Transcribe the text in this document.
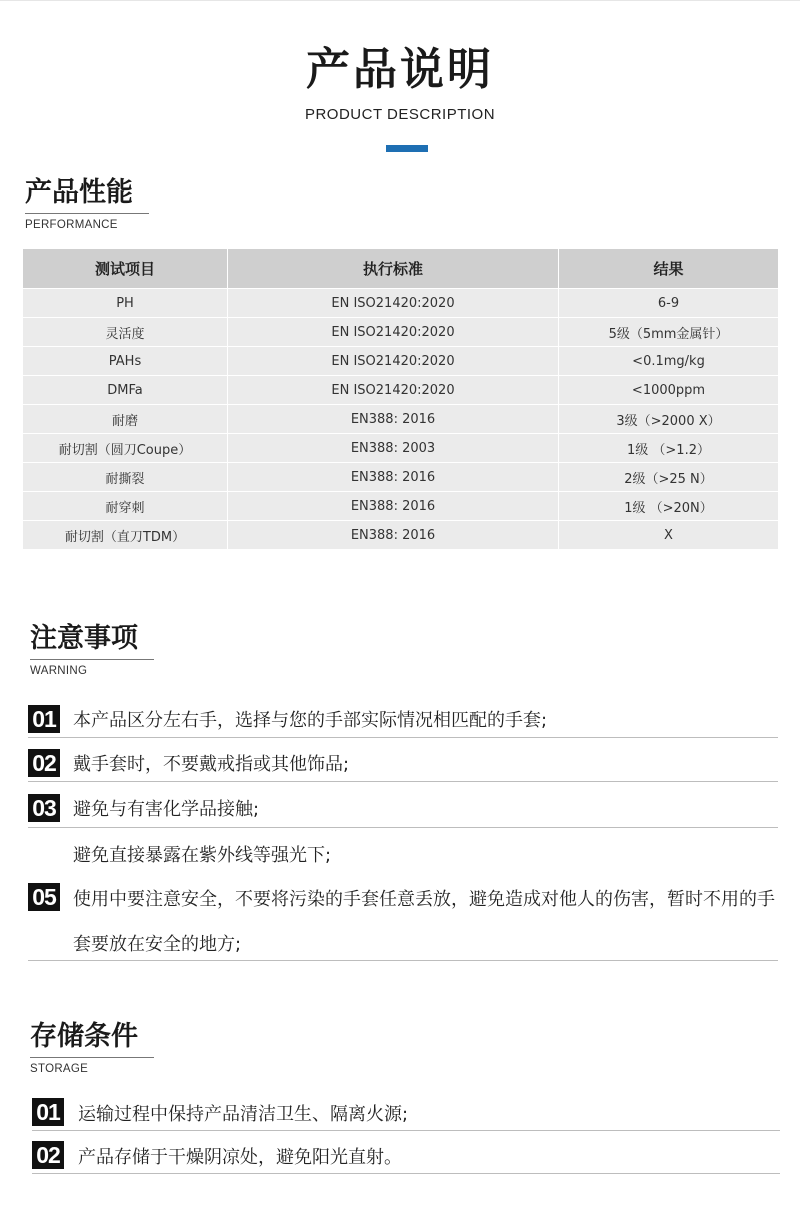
产品说明
PRODUCT DESCRIPTION
产品性能
PERFORMANCE
测试项目	执行标准	结果
PH	EN ISO21420:2020	6-9
灵活度	EN ISO21420:2020	5级（5mm金属针）
PAHs	EN ISO21420:2020	<0.1mg/kg
DMFa	EN ISO21420:2020	<1000ppm
耐磨	EN388: 2016	3级（>2000 X）
耐切割（圆刀Coupe）	EN388: 2003	1级 （>1.2）
耐撕裂	EN388: 2016	2级（>25 N）
耐穿刺	EN388: 2016	1级 （>20N）
耐切割（直刀TDM）	EN388: 2016	X
注意事项
WARNING
01 本产品区分左右手，选择与您的手部实际情况相匹配的手套;
02 戴手套时，不要戴戒指或其他饰品;
03 避免与有害化学品接触;
避免直接暴露在紫外线等强光下;
05 使用中要注意安全，不要将污染的手套任意丢放，避免造成对他人的伤害，暂时不用的手套要放在安全的地方;
存储条件
STORAGE
01 运输过程中保持产品清洁卫生、隔离火源;
02 产品存储于干燥阴凉处，避免阳光直射。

▶ **Required work**
Reproduce the entries above word for word. Pictures stay out.

▶ **Output for this task**
Transcribe the text in this document.
产品说明
PRODUCT DESCRIPTION
产品性能
PERFORMANCE
测试项目	执行标准	结果
PH	EN ISO21420:2020	6-9
灵活度	EN ISO21420:2020	5级（5mm金属针）
PAHs	EN ISO21420:2020	<0.1mg/kg
DMFa	EN ISO21420:2020	<1000ppm
耐磨	EN388: 2016	3级（>2000 X）
耐切割（圆刀Coupe）	EN388: 2003	1级 （>1.2）
耐撕裂	EN388: 2016	2级（>25 N）
耐穿刺	EN388: 2016	1级 （>20N）
耐切割（直刀TDM）	EN388: 2016	X
注意事项
WARNING
01 本产品区分左右手，选择与您的手部实际情况相匹配的手套;
02 戴手套时，不要戴戒指或其他饰品;
03 避免与有害化学品接触;
避免直接暴露在紫外线等强光下;
05 使用中要注意安全，不要将污染的手套任意丢放，避免造成对他人的伤害，暂时不用的手套要放在安全的地方;
存储条件
STORAGE
01 运输过程中保持产品清洁卫生、隔离火源;
02 产品存储于干燥阴凉处，避免阳光直射。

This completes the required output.